Stored data
[Start]
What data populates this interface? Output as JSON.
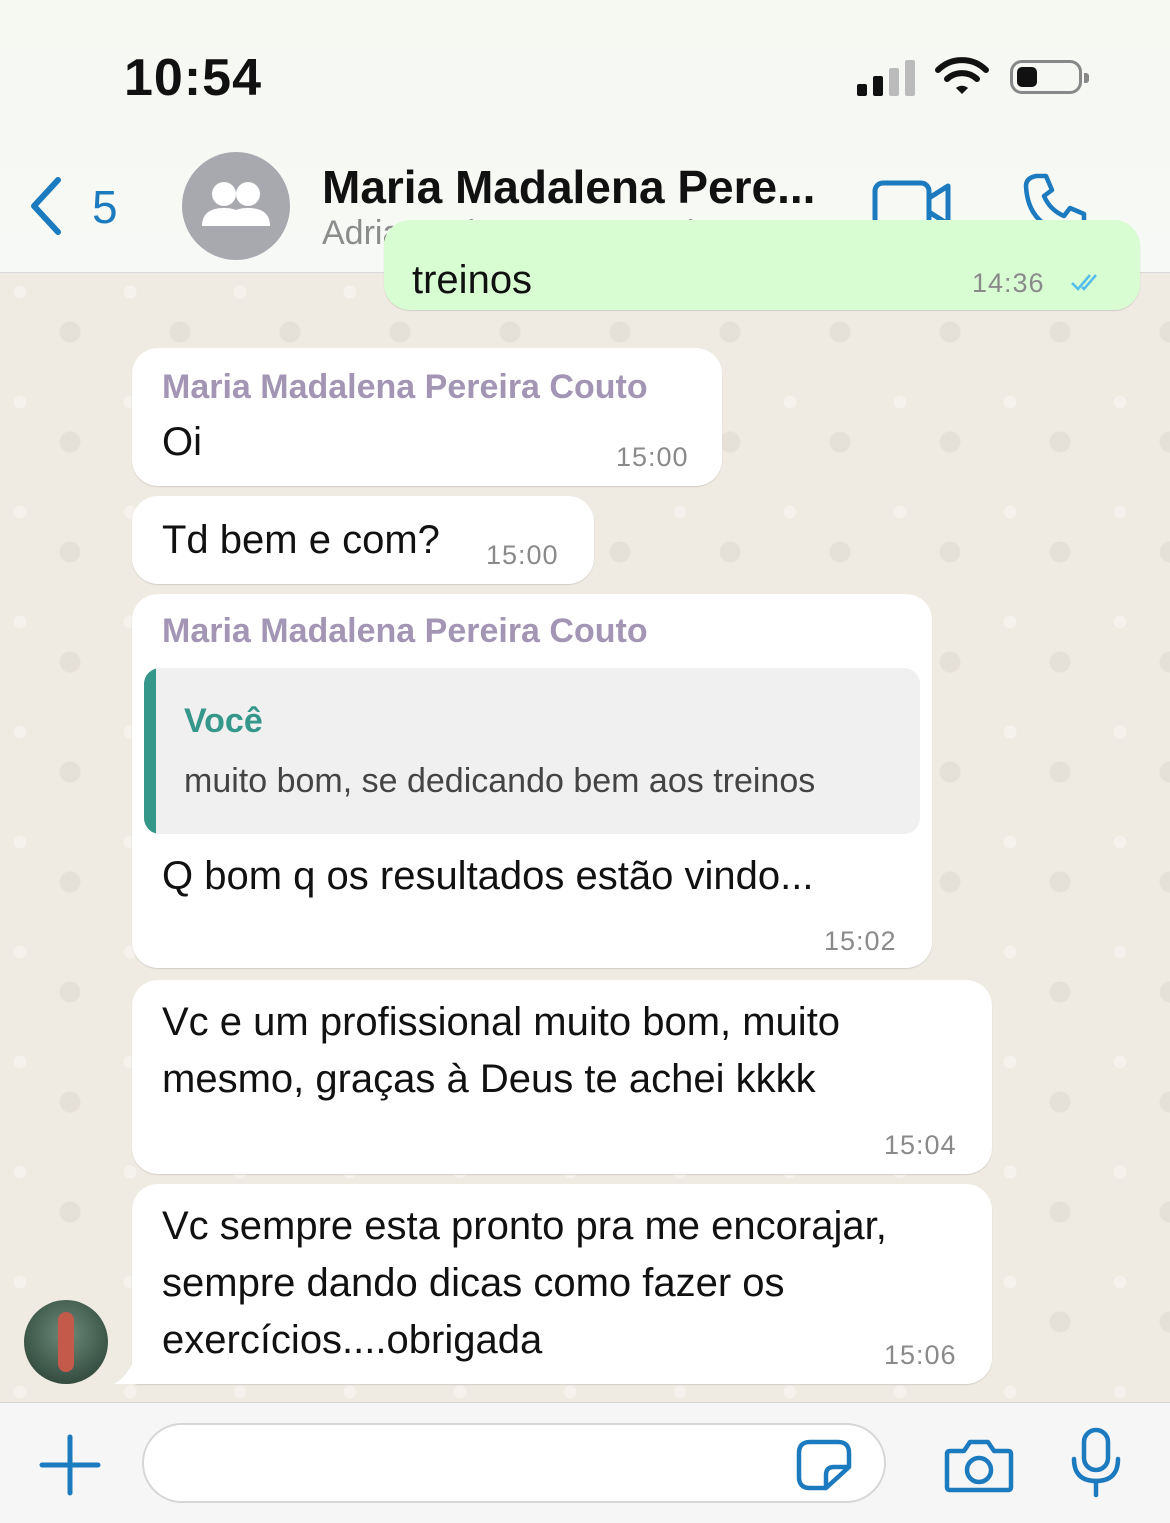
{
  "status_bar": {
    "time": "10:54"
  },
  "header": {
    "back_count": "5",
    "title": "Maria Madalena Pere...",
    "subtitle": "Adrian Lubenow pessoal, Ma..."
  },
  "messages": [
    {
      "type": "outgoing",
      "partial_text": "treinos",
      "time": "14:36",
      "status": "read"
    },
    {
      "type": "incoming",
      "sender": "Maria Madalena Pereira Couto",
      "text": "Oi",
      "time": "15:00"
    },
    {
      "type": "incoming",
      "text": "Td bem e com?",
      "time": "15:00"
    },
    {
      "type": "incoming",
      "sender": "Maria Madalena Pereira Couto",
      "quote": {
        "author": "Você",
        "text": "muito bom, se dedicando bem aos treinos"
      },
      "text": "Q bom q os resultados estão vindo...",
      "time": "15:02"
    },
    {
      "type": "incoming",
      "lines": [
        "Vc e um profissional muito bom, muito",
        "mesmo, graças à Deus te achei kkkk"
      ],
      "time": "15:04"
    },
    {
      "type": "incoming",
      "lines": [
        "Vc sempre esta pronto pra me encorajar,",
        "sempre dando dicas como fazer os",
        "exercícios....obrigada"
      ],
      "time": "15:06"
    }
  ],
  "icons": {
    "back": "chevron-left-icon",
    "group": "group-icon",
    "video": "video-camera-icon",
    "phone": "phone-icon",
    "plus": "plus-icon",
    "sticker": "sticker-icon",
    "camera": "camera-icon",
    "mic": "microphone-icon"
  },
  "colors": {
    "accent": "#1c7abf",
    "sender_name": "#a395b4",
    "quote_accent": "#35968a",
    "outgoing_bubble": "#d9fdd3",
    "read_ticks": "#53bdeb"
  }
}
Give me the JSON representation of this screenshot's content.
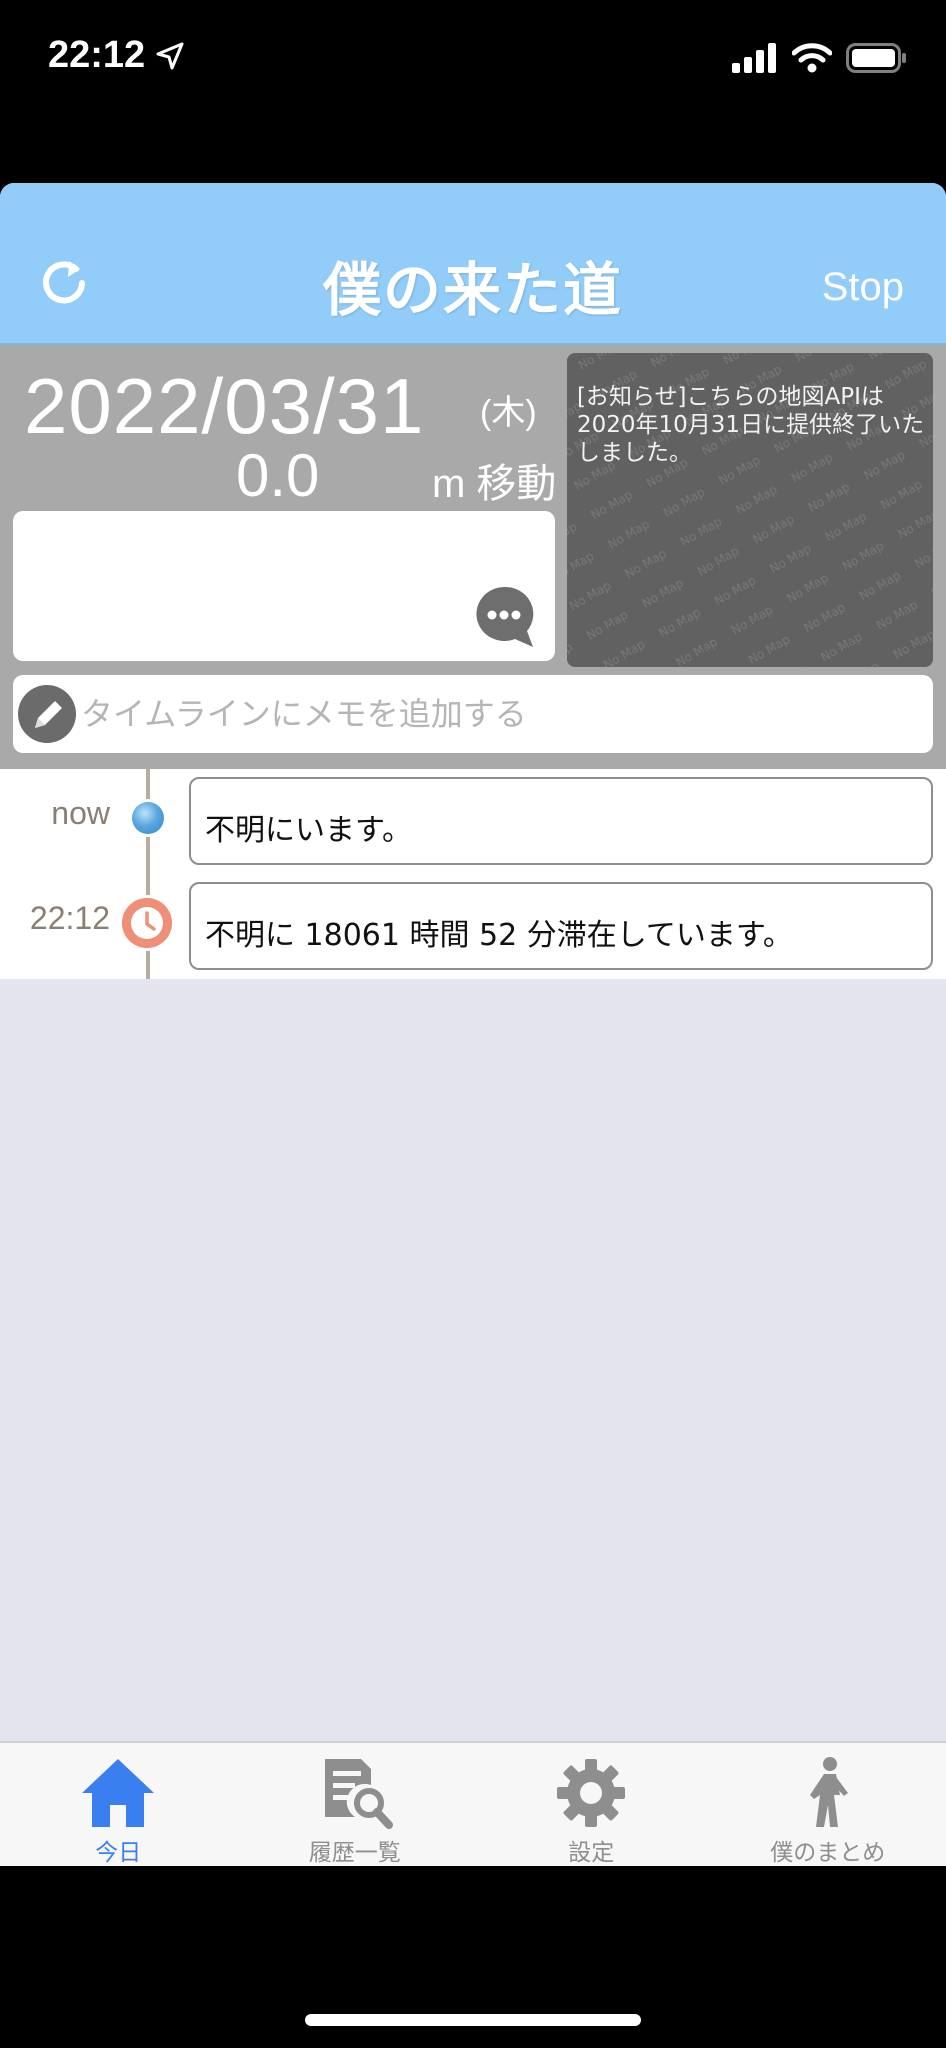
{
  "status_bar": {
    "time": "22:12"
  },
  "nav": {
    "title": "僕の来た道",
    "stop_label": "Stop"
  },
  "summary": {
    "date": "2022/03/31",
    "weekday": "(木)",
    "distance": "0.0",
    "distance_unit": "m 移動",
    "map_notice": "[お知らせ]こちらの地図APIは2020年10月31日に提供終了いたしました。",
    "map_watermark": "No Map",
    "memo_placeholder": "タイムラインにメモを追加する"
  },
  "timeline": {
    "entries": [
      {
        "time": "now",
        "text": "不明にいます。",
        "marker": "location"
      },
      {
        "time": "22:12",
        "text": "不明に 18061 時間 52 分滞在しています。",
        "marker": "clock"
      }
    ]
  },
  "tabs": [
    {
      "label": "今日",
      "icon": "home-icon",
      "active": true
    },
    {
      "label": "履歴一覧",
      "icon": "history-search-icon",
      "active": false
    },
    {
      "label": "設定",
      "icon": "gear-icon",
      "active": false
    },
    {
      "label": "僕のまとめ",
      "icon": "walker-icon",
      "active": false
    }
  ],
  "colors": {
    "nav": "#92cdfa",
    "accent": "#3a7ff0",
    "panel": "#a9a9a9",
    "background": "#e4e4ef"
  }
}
[End]
Aim of the task: Every line above should be repeated exactly; pictures stay out of the copy.

Answer to the exercise:
What data populates this interface? Output as JSON.
{
  "status_bar": {
    "time": "10:54"
  },
  "header": {
    "back_count": "5",
    "title": "Maria Madalena Pere...",
    "subtitle": "Adrian Lubenow pessoal, Ma..."
  },
  "messages": [
    {
      "type": "outgoing",
      "partial_text": "treinos",
      "time": "14:36",
      "status": "read"
    },
    {
      "type": "incoming",
      "sender": "Maria Madalena Pereira Couto",
      "text": "Oi",
      "time": "15:00"
    },
    {
      "type": "incoming",
      "text": "Td bem e com?",
      "time": "15:00"
    },
    {
      "type": "incoming",
      "sender": "Maria Madalena Pereira Couto",
      "quote": {
        "author": "Você",
        "text": "muito bom, se dedicando bem aos treinos"
      },
      "text": "Q bom q os resultados estão vindo...",
      "time": "15:02"
    },
    {
      "type": "incoming",
      "lines": [
        "Vc e um profissional muito bom, muito",
        "mesmo, graças à Deus te achei kkkk"
      ],
      "time": "15:04"
    },
    {
      "type": "incoming",
      "lines": [
        "Vc sempre esta pronto pra me encorajar,",
        "sempre dando dicas como fazer os",
        "exercícios....obrigada"
      ],
      "time": "15:06"
    }
  ],
  "icons": {
    "back": "chevron-left-icon",
    "group": "group-icon",
    "video": "video-camera-icon",
    "phone": "phone-icon",
    "plus": "plus-icon",
    "sticker": "sticker-icon",
    "camera": "camera-icon",
    "mic": "microphone-icon"
  },
  "colors": {
    "accent": "#1c7abf",
    "sender_name": "#a395b4",
    "quote_accent": "#35968a",
    "outgoing_bubble": "#d9fdd3",
    "read_ticks": "#53bdeb"
  }
}
Give me the JSON representation of this screenshot's content.
{
  "status_bar": {
    "time": "22:12"
  },
  "nav": {
    "title": "僕の来た道",
    "stop_label": "Stop"
  },
  "summary": {
    "date": "2022/03/31",
    "weekday": "(木)",
    "distance": "0.0",
    "distance_unit": "m 移動",
    "map_notice": "[お知らせ]こちらの地図APIは2020年10月31日に提供終了いたしました。",
    "map_watermark": "No Map",
    "memo_placeholder": "タイムラインにメモを追加する"
  },
  "timeline": {
    "entries": [
      {
        "time": "now",
        "text": "不明にいます。",
        "marker": "location"
      },
      {
        "time": "22:12",
        "text": "不明に 18061 時間 52 分滞在しています。",
        "marker": "clock"
      }
    ]
  },
  "tabs": [
    {
      "label": "今日",
      "icon": "home-icon",
      "active": true
    },
    {
      "label": "履歴一覧",
      "icon": "history-search-icon",
      "active": false
    },
    {
      "label": "設定",
      "icon": "gear-icon",
      "active": false
    },
    {
      "label": "僕のまとめ",
      "icon": "walker-icon",
      "active": false
    }
  ],
  "colors": {
    "nav": "#92cdfa",
    "accent": "#3a7ff0",
    "panel": "#a9a9a9",
    "background": "#e4e4ef"
  }
}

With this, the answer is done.